YOUR GOAL :: Identify each line below that contains the word "values", and copy it out.

(Data entries for graphics)
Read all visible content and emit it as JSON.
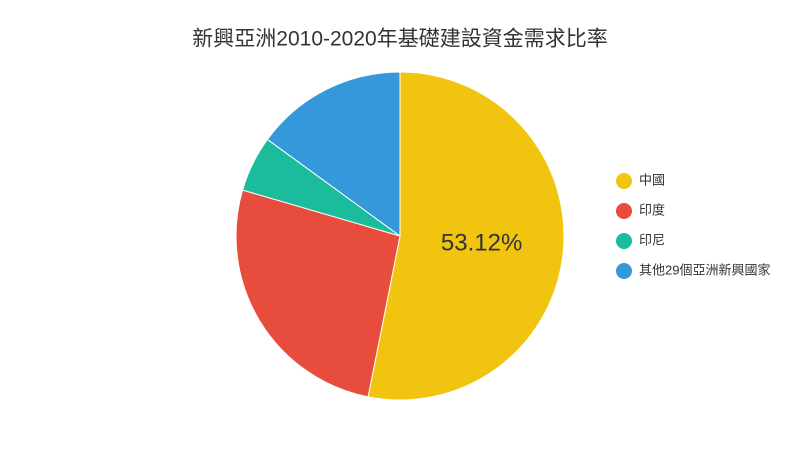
{
  "chart_data": {
    "type": "pie",
    "title": "新興亞洲2010-2020年基礎建設資金需求比率",
    "categories": [
      "中國",
      "印度",
      "印尼",
      "其他29個亞洲新興國家"
    ],
    "values": [
      53.12,
      26.4,
      5.5,
      14.98
    ],
    "value_labels": [
      "53.12%",
      null,
      null,
      null
    ],
    "colors": [
      "#f1c40f",
      "#e74c3c",
      "#1abc9c",
      "#3498db"
    ],
    "legend": "right"
  }
}
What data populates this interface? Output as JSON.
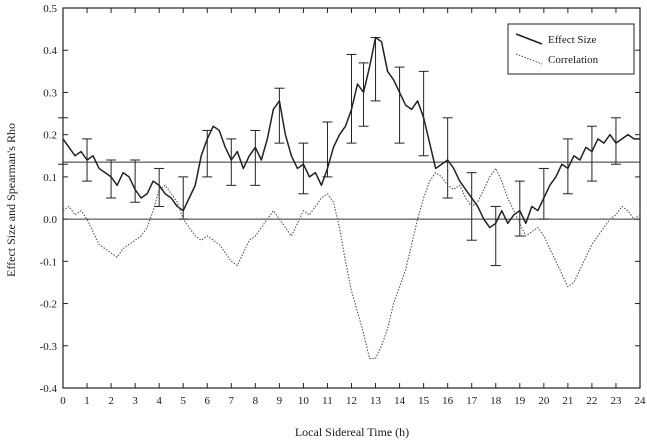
{
  "chart_data": {
    "type": "line",
    "xlabel": "Local Sidereal Time (h)",
    "ylabel": "Effect Size and Spearman's Rho",
    "xlim": [
      0,
      24
    ],
    "ylim": [
      -0.4,
      0.5
    ],
    "x_ticks": [
      0,
      1,
      2,
      3,
      4,
      5,
      6,
      7,
      8,
      9,
      10,
      11,
      12,
      13,
      14,
      15,
      16,
      17,
      18,
      19,
      20,
      21,
      22,
      23,
      24
    ],
    "y_ticks": [
      -0.4,
      -0.3,
      -0.2,
      -0.1,
      0.0,
      0.1,
      0.2,
      0.3,
      0.4,
      0.5
    ],
    "y_tick_labels": [
      "-0.4",
      "-0.3",
      "-0.2",
      "-0.1",
      "0.0",
      "0.1",
      "0.2",
      "0.3",
      "0.4",
      "0.5"
    ],
    "grid": false,
    "legend_position": "top-right",
    "reference_lines": [
      0.0,
      0.135
    ],
    "series": [
      {
        "name": "Effect Size",
        "style": "solid",
        "color": "#222222",
        "points": [
          [
            0,
            0.19
          ],
          [
            0.25,
            0.17
          ],
          [
            0.5,
            0.15
          ],
          [
            0.75,
            0.16
          ],
          [
            1,
            0.14
          ],
          [
            1.25,
            0.15
          ],
          [
            1.5,
            0.12
          ],
          [
            1.75,
            0.11
          ],
          [
            2,
            0.1
          ],
          [
            2.25,
            0.08
          ],
          [
            2.5,
            0.11
          ],
          [
            2.75,
            0.1
          ],
          [
            3,
            0.07
          ],
          [
            3.25,
            0.05
          ],
          [
            3.5,
            0.06
          ],
          [
            3.75,
            0.09
          ],
          [
            4,
            0.08
          ],
          [
            4.25,
            0.06
          ],
          [
            4.5,
            0.05
          ],
          [
            4.75,
            0.03
          ],
          [
            5,
            0.02
          ],
          [
            5.25,
            0.05
          ],
          [
            5.5,
            0.08
          ],
          [
            5.75,
            0.15
          ],
          [
            6,
            0.19
          ],
          [
            6.25,
            0.22
          ],
          [
            6.5,
            0.21
          ],
          [
            6.75,
            0.17
          ],
          [
            7,
            0.14
          ],
          [
            7.25,
            0.16
          ],
          [
            7.5,
            0.12
          ],
          [
            7.75,
            0.15
          ],
          [
            8,
            0.17
          ],
          [
            8.25,
            0.14
          ],
          [
            8.5,
            0.19
          ],
          [
            8.75,
            0.26
          ],
          [
            9,
            0.28
          ],
          [
            9.25,
            0.2
          ],
          [
            9.5,
            0.15
          ],
          [
            9.75,
            0.12
          ],
          [
            10,
            0.13
          ],
          [
            10.25,
            0.1
          ],
          [
            10.5,
            0.11
          ],
          [
            10.75,
            0.08
          ],
          [
            11,
            0.12
          ],
          [
            11.25,
            0.17
          ],
          [
            11.5,
            0.2
          ],
          [
            11.75,
            0.22
          ],
          [
            12,
            0.26
          ],
          [
            12.25,
            0.32
          ],
          [
            12.5,
            0.3
          ],
          [
            12.75,
            0.36
          ],
          [
            13,
            0.43
          ],
          [
            13.25,
            0.42
          ],
          [
            13.5,
            0.35
          ],
          [
            13.75,
            0.33
          ],
          [
            14,
            0.3
          ],
          [
            14.25,
            0.27
          ],
          [
            14.5,
            0.26
          ],
          [
            14.75,
            0.28
          ],
          [
            15,
            0.24
          ],
          [
            15.25,
            0.18
          ],
          [
            15.5,
            0.12
          ],
          [
            15.75,
            0.13
          ],
          [
            16,
            0.14
          ],
          [
            16.25,
            0.12
          ],
          [
            16.5,
            0.09
          ],
          [
            16.75,
            0.07
          ],
          [
            17,
            0.05
          ],
          [
            17.25,
            0.03
          ],
          [
            17.5,
            0.0
          ],
          [
            17.75,
            -0.02
          ],
          [
            18,
            -0.01
          ],
          [
            18.25,
            0.02
          ],
          [
            18.5,
            -0.01
          ],
          [
            18.75,
            0.01
          ],
          [
            19,
            0.02
          ],
          [
            19.25,
            -0.01
          ],
          [
            19.5,
            0.03
          ],
          [
            19.75,
            0.02
          ],
          [
            20,
            0.05
          ],
          [
            20.25,
            0.08
          ],
          [
            20.5,
            0.1
          ],
          [
            20.75,
            0.13
          ],
          [
            21,
            0.12
          ],
          [
            21.25,
            0.15
          ],
          [
            21.5,
            0.14
          ],
          [
            21.75,
            0.17
          ],
          [
            22,
            0.16
          ],
          [
            22.25,
            0.19
          ],
          [
            22.5,
            0.18
          ],
          [
            22.75,
            0.2
          ],
          [
            23,
            0.18
          ],
          [
            23.25,
            0.19
          ],
          [
            23.5,
            0.2
          ],
          [
            23.75,
            0.19
          ],
          [
            24,
            0.19
          ]
        ],
        "error_bars": [
          {
            "x": 0,
            "low": 0.13,
            "high": 0.24
          },
          {
            "x": 1,
            "low": 0.09,
            "high": 0.19
          },
          {
            "x": 2,
            "low": 0.05,
            "high": 0.14
          },
          {
            "x": 3,
            "low": 0.04,
            "high": 0.14
          },
          {
            "x": 4,
            "low": 0.03,
            "high": 0.12
          },
          {
            "x": 5,
            "low": 0.0,
            "high": 0.1
          },
          {
            "x": 6,
            "low": 0.1,
            "high": 0.21
          },
          {
            "x": 7,
            "low": 0.08,
            "high": 0.19
          },
          {
            "x": 8,
            "low": 0.08,
            "high": 0.21
          },
          {
            "x": 9,
            "low": 0.18,
            "high": 0.31
          },
          {
            "x": 10,
            "low": 0.06,
            "high": 0.18
          },
          {
            "x": 11,
            "low": 0.1,
            "high": 0.23
          },
          {
            "x": 12,
            "low": 0.18,
            "high": 0.39
          },
          {
            "x": 12.5,
            "low": 0.22,
            "high": 0.37
          },
          {
            "x": 13,
            "low": 0.28,
            "high": 0.43
          },
          {
            "x": 14,
            "low": 0.18,
            "high": 0.36
          },
          {
            "x": 15,
            "low": 0.15,
            "high": 0.35
          },
          {
            "x": 16,
            "low": 0.05,
            "high": 0.24
          },
          {
            "x": 17,
            "low": -0.05,
            "high": 0.11
          },
          {
            "x": 18,
            "low": -0.11,
            "high": 0.03
          },
          {
            "x": 19,
            "low": -0.04,
            "high": 0.09
          },
          {
            "x": 20,
            "low": 0.0,
            "high": 0.12
          },
          {
            "x": 21,
            "low": 0.06,
            "high": 0.19
          },
          {
            "x": 22,
            "low": 0.09,
            "high": 0.22
          },
          {
            "x": 23,
            "low": 0.13,
            "high": 0.24
          }
        ]
      },
      {
        "name": "Correlation",
        "style": "dotted",
        "color": "#555555",
        "points": [
          [
            0,
            0.02
          ],
          [
            0.25,
            0.03
          ],
          [
            0.5,
            0.01
          ],
          [
            0.75,
            0.02
          ],
          [
            1,
            0.0
          ],
          [
            1.25,
            -0.03
          ],
          [
            1.5,
            -0.06
          ],
          [
            1.75,
            -0.07
          ],
          [
            2,
            -0.08
          ],
          [
            2.25,
            -0.09
          ],
          [
            2.5,
            -0.07
          ],
          [
            2.75,
            -0.06
          ],
          [
            3,
            -0.05
          ],
          [
            3.25,
            -0.04
          ],
          [
            3.5,
            -0.02
          ],
          [
            3.75,
            0.02
          ],
          [
            4,
            0.07
          ],
          [
            4.25,
            0.08
          ],
          [
            4.5,
            0.06
          ],
          [
            4.75,
            0.04
          ],
          [
            5,
            0.0
          ],
          [
            5.25,
            -0.02
          ],
          [
            5.5,
            -0.04
          ],
          [
            5.75,
            -0.05
          ],
          [
            6,
            -0.04
          ],
          [
            6.25,
            -0.05
          ],
          [
            6.5,
            -0.06
          ],
          [
            6.75,
            -0.08
          ],
          [
            7,
            -0.1
          ],
          [
            7.25,
            -0.11
          ],
          [
            7.5,
            -0.08
          ],
          [
            7.75,
            -0.05
          ],
          [
            8,
            -0.04
          ],
          [
            8.25,
            -0.02
          ],
          [
            8.5,
            0.0
          ],
          [
            8.75,
            0.02
          ],
          [
            9,
            0.0
          ],
          [
            9.25,
            -0.02
          ],
          [
            9.5,
            -0.04
          ],
          [
            9.75,
            -0.01
          ],
          [
            10,
            0.02
          ],
          [
            10.25,
            0.01
          ],
          [
            10.5,
            0.03
          ],
          [
            10.75,
            0.05
          ],
          [
            11,
            0.06
          ],
          [
            11.25,
            0.04
          ],
          [
            11.5,
            -0.02
          ],
          [
            11.75,
            -0.1
          ],
          [
            12,
            -0.17
          ],
          [
            12.25,
            -0.22
          ],
          [
            12.5,
            -0.27
          ],
          [
            12.75,
            -0.33
          ],
          [
            13,
            -0.33
          ],
          [
            13.25,
            -0.3
          ],
          [
            13.5,
            -0.26
          ],
          [
            13.75,
            -0.2
          ],
          [
            14,
            -0.16
          ],
          [
            14.25,
            -0.12
          ],
          [
            14.5,
            -0.06
          ],
          [
            14.75,
            0.0
          ],
          [
            15,
            0.05
          ],
          [
            15.25,
            0.09
          ],
          [
            15.5,
            0.11
          ],
          [
            15.75,
            0.1
          ],
          [
            16,
            0.08
          ],
          [
            16.25,
            0.07
          ],
          [
            16.5,
            0.08
          ],
          [
            16.75,
            0.05
          ],
          [
            17,
            0.03
          ],
          [
            17.25,
            0.04
          ],
          [
            17.5,
            0.07
          ],
          [
            17.75,
            0.1
          ],
          [
            18,
            0.12
          ],
          [
            18.25,
            0.09
          ],
          [
            18.5,
            0.05
          ],
          [
            18.75,
            0.02
          ],
          [
            19,
            -0.01
          ],
          [
            19.25,
            -0.04
          ],
          [
            19.5,
            -0.03
          ],
          [
            19.75,
            -0.02
          ],
          [
            20,
            -0.04
          ],
          [
            20.25,
            -0.07
          ],
          [
            20.5,
            -0.1
          ],
          [
            20.75,
            -0.13
          ],
          [
            21,
            -0.16
          ],
          [
            21.25,
            -0.15
          ],
          [
            21.5,
            -0.12
          ],
          [
            21.75,
            -0.09
          ],
          [
            22,
            -0.06
          ],
          [
            22.25,
            -0.04
          ],
          [
            22.5,
            -0.02
          ],
          [
            22.75,
            0.0
          ],
          [
            23,
            0.01
          ],
          [
            23.25,
            0.03
          ],
          [
            23.5,
            0.02
          ],
          [
            23.75,
            0.0
          ],
          [
            24,
            0.01
          ]
        ]
      }
    ]
  }
}
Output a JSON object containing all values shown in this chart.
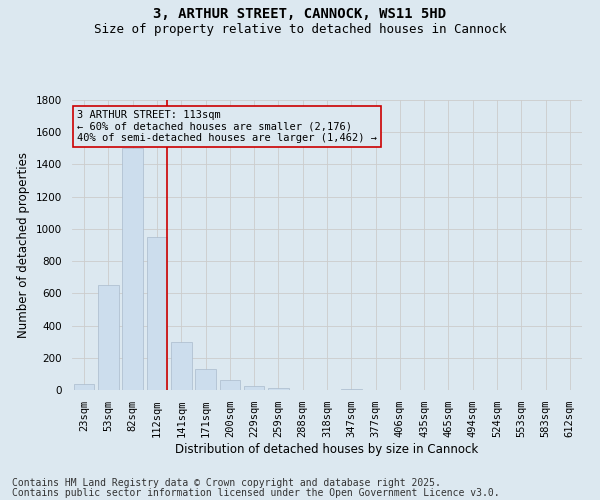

EXERCISE RESPONSE ::
    "values": [
Output a JSON object containing all values shown in this chart.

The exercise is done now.